◆ AIM OF THE TASK
From the entries below, copy every line that holds the word "逐渐转变为西多东少".

[Begin RAW RECORDS]

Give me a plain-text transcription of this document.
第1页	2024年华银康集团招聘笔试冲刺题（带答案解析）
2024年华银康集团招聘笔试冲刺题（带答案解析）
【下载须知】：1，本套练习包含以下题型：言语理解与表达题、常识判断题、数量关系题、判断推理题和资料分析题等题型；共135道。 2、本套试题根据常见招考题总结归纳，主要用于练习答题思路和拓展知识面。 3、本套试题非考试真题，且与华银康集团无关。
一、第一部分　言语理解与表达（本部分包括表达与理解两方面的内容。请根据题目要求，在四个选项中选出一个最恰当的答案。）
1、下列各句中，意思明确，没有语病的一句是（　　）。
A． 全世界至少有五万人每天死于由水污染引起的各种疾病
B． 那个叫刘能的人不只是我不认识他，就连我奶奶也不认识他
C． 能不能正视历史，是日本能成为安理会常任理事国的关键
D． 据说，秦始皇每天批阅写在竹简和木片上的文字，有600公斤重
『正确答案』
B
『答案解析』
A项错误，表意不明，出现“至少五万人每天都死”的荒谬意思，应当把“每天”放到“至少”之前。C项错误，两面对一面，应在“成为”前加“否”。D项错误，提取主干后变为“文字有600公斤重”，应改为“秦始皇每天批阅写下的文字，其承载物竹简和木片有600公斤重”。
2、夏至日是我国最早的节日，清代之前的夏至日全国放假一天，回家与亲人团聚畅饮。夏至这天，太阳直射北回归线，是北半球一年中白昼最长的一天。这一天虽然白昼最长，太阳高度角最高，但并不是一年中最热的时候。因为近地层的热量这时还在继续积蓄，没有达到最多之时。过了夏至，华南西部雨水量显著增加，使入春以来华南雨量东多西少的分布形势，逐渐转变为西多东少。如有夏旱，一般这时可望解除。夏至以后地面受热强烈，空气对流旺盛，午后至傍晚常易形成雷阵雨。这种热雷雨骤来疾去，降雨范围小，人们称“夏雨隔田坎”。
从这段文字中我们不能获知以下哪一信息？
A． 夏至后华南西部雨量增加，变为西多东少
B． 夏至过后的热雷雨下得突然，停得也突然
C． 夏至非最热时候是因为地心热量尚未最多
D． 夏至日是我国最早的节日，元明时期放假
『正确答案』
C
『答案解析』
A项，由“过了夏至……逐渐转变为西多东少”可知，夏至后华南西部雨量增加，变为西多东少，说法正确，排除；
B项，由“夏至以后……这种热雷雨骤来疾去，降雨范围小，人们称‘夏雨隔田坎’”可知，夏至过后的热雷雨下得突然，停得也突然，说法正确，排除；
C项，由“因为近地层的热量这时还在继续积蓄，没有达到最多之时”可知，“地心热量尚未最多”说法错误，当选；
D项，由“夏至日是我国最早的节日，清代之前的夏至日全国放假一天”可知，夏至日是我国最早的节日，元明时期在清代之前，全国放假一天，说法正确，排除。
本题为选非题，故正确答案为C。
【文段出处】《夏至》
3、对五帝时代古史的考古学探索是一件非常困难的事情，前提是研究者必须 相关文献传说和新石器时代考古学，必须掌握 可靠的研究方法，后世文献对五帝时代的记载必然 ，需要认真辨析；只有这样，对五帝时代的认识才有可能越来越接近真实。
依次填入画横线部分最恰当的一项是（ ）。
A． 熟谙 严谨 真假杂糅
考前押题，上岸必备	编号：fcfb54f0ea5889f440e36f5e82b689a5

[End RAW RECORDS]

◆ ANSWER TO THE PROBLEM
2、夏至日是我国最早的节日，清代之前的夏至日全国放假一天，回家与亲人团聚畅饮。夏至这天，太阳直射北回归线，是北半球一年中白昼最长的一天。这一天虽然白昼最长，太阳高度角最高，但并不是一年中最热的时候。因为近地层的热量这时还在继续积蓄，没有达到最多之时。过了夏至，华南西部雨水量显著增加，使入春以来华南雨量东多西少的分布形势，逐渐转变为西多东少。如有夏旱，一般这时可望解除。夏至以后地面受热强烈，空气对流旺盛，午后至傍晚常易形成雷阵雨。这种热雷雨骤来疾去，降雨范围小，人们称“夏雨隔田坎”。
A项，由“过了夏至……逐渐转变为西多东少”可知，夏至后华南西部雨量增加，变为西多东少，说法正确，排除；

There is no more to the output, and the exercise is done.